# What is being asked
Exactly as they appear, output all of the entries.

++++

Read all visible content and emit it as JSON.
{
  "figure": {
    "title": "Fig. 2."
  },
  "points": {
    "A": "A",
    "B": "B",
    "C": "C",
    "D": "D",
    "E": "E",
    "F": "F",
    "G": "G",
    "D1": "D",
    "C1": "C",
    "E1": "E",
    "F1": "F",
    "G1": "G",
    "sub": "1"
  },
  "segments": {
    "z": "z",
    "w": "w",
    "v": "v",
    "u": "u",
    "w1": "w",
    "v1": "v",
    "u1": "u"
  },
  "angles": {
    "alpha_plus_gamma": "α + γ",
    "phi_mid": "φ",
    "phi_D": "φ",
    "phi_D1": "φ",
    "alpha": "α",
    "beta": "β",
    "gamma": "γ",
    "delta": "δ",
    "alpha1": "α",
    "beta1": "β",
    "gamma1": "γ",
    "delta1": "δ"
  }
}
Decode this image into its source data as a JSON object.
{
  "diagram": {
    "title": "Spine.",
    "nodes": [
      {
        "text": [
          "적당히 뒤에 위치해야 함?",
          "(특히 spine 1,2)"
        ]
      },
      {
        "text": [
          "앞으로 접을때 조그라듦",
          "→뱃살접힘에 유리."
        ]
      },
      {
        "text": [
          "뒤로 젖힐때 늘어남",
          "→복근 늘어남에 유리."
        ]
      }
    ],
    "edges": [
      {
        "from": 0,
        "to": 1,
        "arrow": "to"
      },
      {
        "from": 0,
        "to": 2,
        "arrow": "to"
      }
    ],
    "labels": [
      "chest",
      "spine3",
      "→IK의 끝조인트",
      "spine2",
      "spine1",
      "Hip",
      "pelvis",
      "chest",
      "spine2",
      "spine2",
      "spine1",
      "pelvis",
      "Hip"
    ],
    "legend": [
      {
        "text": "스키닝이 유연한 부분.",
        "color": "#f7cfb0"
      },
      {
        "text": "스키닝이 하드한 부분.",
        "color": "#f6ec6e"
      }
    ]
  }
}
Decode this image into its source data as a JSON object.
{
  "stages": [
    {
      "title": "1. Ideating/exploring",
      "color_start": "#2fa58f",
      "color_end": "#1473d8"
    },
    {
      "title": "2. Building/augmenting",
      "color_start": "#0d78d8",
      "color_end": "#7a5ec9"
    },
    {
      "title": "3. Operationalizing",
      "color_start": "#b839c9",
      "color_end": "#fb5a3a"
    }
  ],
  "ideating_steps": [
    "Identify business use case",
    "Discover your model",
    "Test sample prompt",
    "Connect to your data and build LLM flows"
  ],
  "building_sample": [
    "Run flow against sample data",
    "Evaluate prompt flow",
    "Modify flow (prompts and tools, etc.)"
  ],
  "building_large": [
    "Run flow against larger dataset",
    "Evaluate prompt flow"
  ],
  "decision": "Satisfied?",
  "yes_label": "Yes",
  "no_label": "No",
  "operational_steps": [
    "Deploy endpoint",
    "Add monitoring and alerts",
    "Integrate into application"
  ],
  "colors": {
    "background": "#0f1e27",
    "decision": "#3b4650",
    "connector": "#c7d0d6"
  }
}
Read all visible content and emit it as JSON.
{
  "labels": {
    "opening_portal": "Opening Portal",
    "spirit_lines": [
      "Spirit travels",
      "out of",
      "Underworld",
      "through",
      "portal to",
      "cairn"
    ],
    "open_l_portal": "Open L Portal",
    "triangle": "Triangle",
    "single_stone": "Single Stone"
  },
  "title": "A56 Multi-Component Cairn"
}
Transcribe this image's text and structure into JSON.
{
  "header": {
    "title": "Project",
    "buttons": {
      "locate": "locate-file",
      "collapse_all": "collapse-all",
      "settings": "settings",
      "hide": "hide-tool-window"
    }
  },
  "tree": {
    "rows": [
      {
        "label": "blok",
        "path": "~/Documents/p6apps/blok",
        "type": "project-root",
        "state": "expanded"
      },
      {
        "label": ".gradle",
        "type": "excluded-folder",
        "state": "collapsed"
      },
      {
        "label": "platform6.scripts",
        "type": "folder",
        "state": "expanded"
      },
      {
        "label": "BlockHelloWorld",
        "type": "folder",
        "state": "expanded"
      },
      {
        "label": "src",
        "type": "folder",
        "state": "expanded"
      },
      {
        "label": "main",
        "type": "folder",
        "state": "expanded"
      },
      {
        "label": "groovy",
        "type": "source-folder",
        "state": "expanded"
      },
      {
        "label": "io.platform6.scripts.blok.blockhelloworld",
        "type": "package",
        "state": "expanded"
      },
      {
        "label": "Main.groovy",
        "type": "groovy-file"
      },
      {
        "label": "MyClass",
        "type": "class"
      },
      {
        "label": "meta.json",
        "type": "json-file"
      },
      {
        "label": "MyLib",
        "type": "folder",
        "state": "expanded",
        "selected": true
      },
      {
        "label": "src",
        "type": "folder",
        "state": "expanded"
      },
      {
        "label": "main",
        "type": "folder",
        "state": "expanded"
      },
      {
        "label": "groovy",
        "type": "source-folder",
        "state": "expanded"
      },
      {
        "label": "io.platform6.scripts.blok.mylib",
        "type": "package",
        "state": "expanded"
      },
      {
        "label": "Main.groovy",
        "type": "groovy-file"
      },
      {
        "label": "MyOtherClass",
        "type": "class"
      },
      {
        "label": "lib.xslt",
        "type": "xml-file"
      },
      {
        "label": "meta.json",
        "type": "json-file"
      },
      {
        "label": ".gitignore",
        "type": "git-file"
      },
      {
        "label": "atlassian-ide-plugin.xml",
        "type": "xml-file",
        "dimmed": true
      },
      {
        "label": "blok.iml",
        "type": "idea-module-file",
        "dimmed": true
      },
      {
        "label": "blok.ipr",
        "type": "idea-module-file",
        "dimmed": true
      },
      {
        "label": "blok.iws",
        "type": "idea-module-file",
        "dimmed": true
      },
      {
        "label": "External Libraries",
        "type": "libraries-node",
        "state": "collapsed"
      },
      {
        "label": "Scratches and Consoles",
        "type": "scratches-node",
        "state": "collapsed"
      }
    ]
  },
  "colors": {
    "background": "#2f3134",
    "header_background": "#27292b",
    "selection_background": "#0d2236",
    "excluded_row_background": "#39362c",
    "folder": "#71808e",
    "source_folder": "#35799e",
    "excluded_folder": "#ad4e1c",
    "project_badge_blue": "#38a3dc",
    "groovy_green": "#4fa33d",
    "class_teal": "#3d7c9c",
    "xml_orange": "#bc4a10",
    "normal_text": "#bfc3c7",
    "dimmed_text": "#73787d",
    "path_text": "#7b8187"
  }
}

++++

# Written solution
Read all visible content and emit it as JSON.
{
  "figure": {
    "title": "Fig. 2."
  },
  "points": {
    "A": "A",
    "B": "B",
    "C": "C",
    "D": "D",
    "E": "E",
    "F": "F",
    "G": "G",
    "D1": "D",
    "C1": "C",
    "E1": "E",
    "F1": "F",
    "G1": "G",
    "sub": "1"
  },
  "segments": {
    "z": "z",
    "w": "w",
    "v": "v",
    "u": "u",
    "w1": "w",
    "v1": "v",
    "u1": "u"
  },
  "angles": {
    "alpha_plus_gamma": "α + γ",
    "phi_mid": "φ",
    "phi_D": "φ",
    "phi_D1": "φ",
    "alpha": "α",
    "beta": "β",
    "gamma": "γ",
    "delta": "δ",
    "alpha1": "α",
    "beta1": "β",
    "gamma1": "γ",
    "delta1": "δ"
  }
}
Decode this image into its source data as a JSON object.
{
  "diagram": {
    "title": "Spine.",
    "nodes": [
      {
        "text": [
          "적당히 뒤에 위치해야 함?",
          "(특히 spine 1,2)"
        ]
      },
      {
        "text": [
          "앞으로 접을때 조그라듦",
          "→뱃살접힘에 유리."
        ]
      },
      {
        "text": [
          "뒤로 젖힐때 늘어남",
          "→복근 늘어남에 유리."
        ]
      }
    ],
    "edges": [
      {
        "from": 0,
        "to": 1,
        "arrow": "to"
      },
      {
        "from": 0,
        "to": 2,
        "arrow": "to"
      }
    ],
    "labels": [
      "chest",
      "spine3",
      "→IK의 끝조인트",
      "spine2",
      "spine1",
      "Hip",
      "pelvis",
      "chest",
      "spine2",
      "spine2",
      "spine1",
      "pelvis",
      "Hip"
    ],
    "legend": [
      {
        "text": "스키닝이 유연한 부분.",
        "color": "#f7cfb0"
      },
      {
        "text": "스키닝이 하드한 부분.",
        "color": "#f6ec6e"
      }
    ]
  }
}
Decode this image into its source data as a JSON object.
{
  "stages": [
    {
      "title": "1. Ideating/exploring",
      "color_start": "#2fa58f",
      "color_end": "#1473d8"
    },
    {
      "title": "2. Building/augmenting",
      "color_start": "#0d78d8",
      "color_end": "#7a5ec9"
    },
    {
      "title": "3. Operationalizing",
      "color_start": "#b839c9",
      "color_end": "#fb5a3a"
    }
  ],
  "ideating_steps": [
    "Identify business use case",
    "Discover your model",
    "Test sample prompt",
    "Connect to your data and build LLM flows"
  ],
  "building_sample": [
    "Run flow against sample data",
    "Evaluate prompt flow",
    "Modify flow (prompts and tools, etc.)"
  ],
  "building_large": [
    "Run flow against larger dataset",
    "Evaluate prompt flow"
  ],
  "decision": "Satisfied?",
  "yes_label": "Yes",
  "no_label": "No",
  "operational_steps": [
    "Deploy endpoint",
    "Add monitoring and alerts",
    "Integrate into application"
  ],
  "colors": {
    "background": "#0f1e27",
    "decision": "#3b4650",
    "connector": "#c7d0d6"
  }
}
Read all visible content and emit it as JSON.
{
  "labels": {
    "opening_portal": "Opening Portal",
    "spirit_lines": [
      "Spirit travels",
      "out of",
      "Underworld",
      "through",
      "portal to",
      "cairn"
    ],
    "open_l_portal": "Open L Portal",
    "triangle": "Triangle",
    "single_stone": "Single Stone"
  },
  "title": "A56 Multi-Component Cairn"
}
Transcribe this image's text and structure into JSON.
{
  "header": {
    "title": "Project",
    "buttons": {
      "locate": "locate-file",
      "collapse_all": "collapse-all",
      "settings": "settings",
      "hide": "hide-tool-window"
    }
  },
  "tree": {
    "rows": [
      {
        "label": "blok",
        "path": "~/Documents/p6apps/blok",
        "type": "project-root",
        "state": "expanded"
      },
      {
        "label": ".gradle",
        "type": "excluded-folder",
        "state": "collapsed"
      },
      {
        "label": "platform6.scripts",
        "type": "folder",
        "state": "expanded"
      },
      {
        "label": "BlockHelloWorld",
        "type": "folder",
        "state": "expanded"
      },
      {
        "label": "src",
        "type": "folder",
        "state": "expanded"
      },
      {
        "label": "main",
        "type": "folder",
        "state": "expanded"
      },
      {
        "label": "groovy",
        "type": "source-folder",
        "state": "expanded"
      },
      {
        "label": "io.platform6.scripts.blok.blockhelloworld",
        "type": "package",
        "state": "expanded"
      },
      {
        "label": "Main.groovy",
        "type": "groovy-file"
      },
      {
        "label": "MyClass",
        "type": "class"
      },
      {
        "label": "meta.json",
        "type": "json-file"
      },
      {
        "label": "MyLib",
        "type": "folder",
        "state": "expanded",
        "selected": true
      },
      {
        "label": "src",
        "type": "folder",
        "state": "expanded"
      },
      {
        "label": "main",
        "type": "folder",
        "state": "expanded"
      },
      {
        "label": "groovy",
        "type": "source-folder",
        "state": "expanded"
      },
      {
        "label": "io.platform6.scripts.blok.mylib",
        "type": "package",
        "state": "expanded"
      },
      {
        "label": "Main.groovy",
        "type": "groovy-file"
      },
      {
        "label": "MyOtherClass",
        "type": "class"
      },
      {
        "label": "lib.xslt",
        "type": "xml-file"
      },
      {
        "label": "meta.json",
        "type": "json-file"
      },
      {
        "label": ".gitignore",
        "type": "git-file"
      },
      {
        "label": "atlassian-ide-plugin.xml",
        "type": "xml-file",
        "dimmed": true
      },
      {
        "label": "blok.iml",
        "type": "idea-module-file",
        "dimmed": true
      },
      {
        "label": "blok.ipr",
        "type": "idea-module-file",
        "dimmed": true
      },
      {
        "label": "blok.iws",
        "type": "idea-module-file",
        "dimmed": true
      },
      {
        "label": "External Libraries",
        "type": "libraries-node",
        "state": "collapsed"
      },
      {
        "label": "Scratches and Consoles",
        "type": "scratches-node",
        "state": "collapsed"
      }
    ]
  },
  "colors": {
    "background": "#2f3134",
    "header_background": "#27292b",
    "selection_background": "#0d2236",
    "excluded_row_background": "#39362c",
    "folder": "#71808e",
    "source_folder": "#35799e",
    "excluded_folder": "#ad4e1c",
    "project_badge_blue": "#38a3dc",
    "groovy_green": "#4fa33d",
    "class_teal": "#3d7c9c",
    "xml_orange": "#bc4a10",
    "normal_text": "#bfc3c7",
    "dimmed_text": "#73787d",
    "path_text": "#7b8187"
  }
}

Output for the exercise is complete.